— What you are asked to do —
Skip the images and copy each record exactly as written.

— Exercise material —
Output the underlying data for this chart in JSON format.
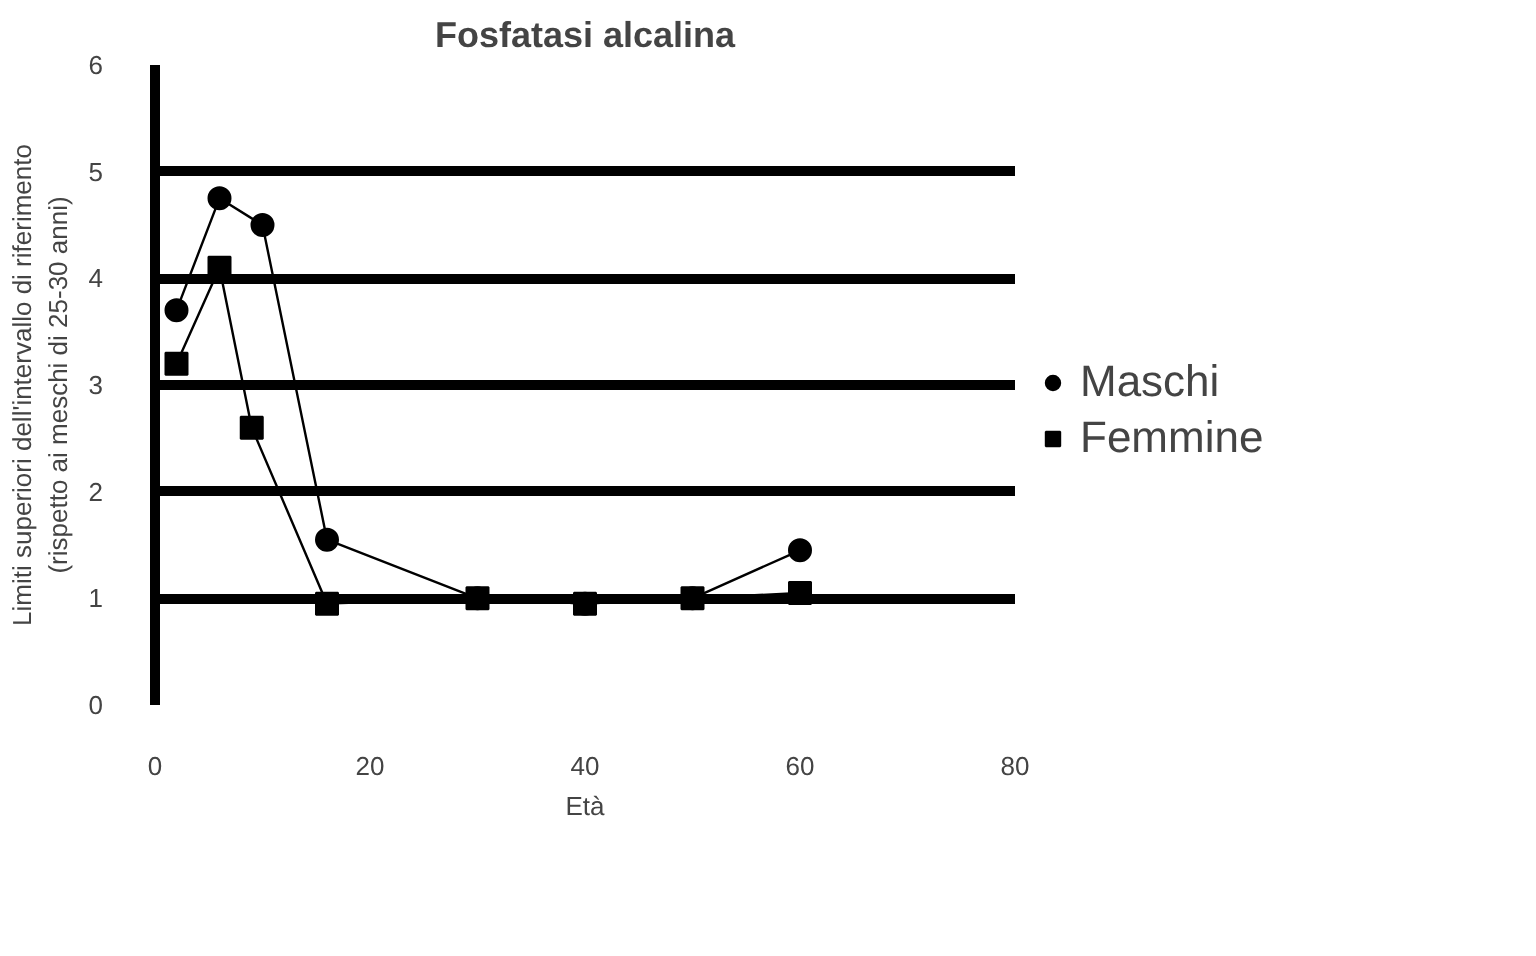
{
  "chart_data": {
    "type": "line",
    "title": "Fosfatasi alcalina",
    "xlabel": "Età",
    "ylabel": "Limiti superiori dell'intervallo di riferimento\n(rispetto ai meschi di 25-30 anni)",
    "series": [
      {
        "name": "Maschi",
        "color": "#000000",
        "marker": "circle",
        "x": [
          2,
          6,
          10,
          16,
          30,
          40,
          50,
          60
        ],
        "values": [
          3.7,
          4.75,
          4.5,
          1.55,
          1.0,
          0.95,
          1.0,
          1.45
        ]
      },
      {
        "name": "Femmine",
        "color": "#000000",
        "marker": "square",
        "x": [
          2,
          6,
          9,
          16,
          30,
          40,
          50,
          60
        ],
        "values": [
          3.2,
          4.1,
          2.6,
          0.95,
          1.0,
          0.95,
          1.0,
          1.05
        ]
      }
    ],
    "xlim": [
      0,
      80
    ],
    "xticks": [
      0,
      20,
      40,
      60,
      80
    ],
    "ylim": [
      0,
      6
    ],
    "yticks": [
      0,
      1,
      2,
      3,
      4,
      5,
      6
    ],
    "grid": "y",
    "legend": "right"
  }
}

— Written response —
Output the underlying data for this chart in JSON format.
{
  "chart_data": {
    "type": "line",
    "title": "Fosfatasi alcalina",
    "xlabel": "Età",
    "ylabel": "Limiti superiori dell'intervallo di riferimento\n(rispetto ai meschi di 25-30 anni)",
    "series": [
      {
        "name": "Maschi",
        "color": "#000000",
        "marker": "circle",
        "x": [
          2,
          6,
          10,
          16,
          30,
          40,
          50,
          60
        ],
        "values": [
          3.7,
          4.75,
          4.5,
          1.55,
          1.0,
          0.95,
          1.0,
          1.45
        ]
      },
      {
        "name": "Femmine",
        "color": "#000000",
        "marker": "square",
        "x": [
          2,
          6,
          9,
          16,
          30,
          40,
          50,
          60
        ],
        "values": [
          3.2,
          4.1,
          2.6,
          0.95,
          1.0,
          0.95,
          1.0,
          1.05
        ]
      }
    ],
    "xlim": [
      0,
      80
    ],
    "xticks": [
      0,
      20,
      40,
      60,
      80
    ],
    "ylim": [
      0,
      6
    ],
    "yticks": [
      0,
      1,
      2,
      3,
      4,
      5,
      6
    ],
    "grid": "y",
    "legend": "right"
  }
}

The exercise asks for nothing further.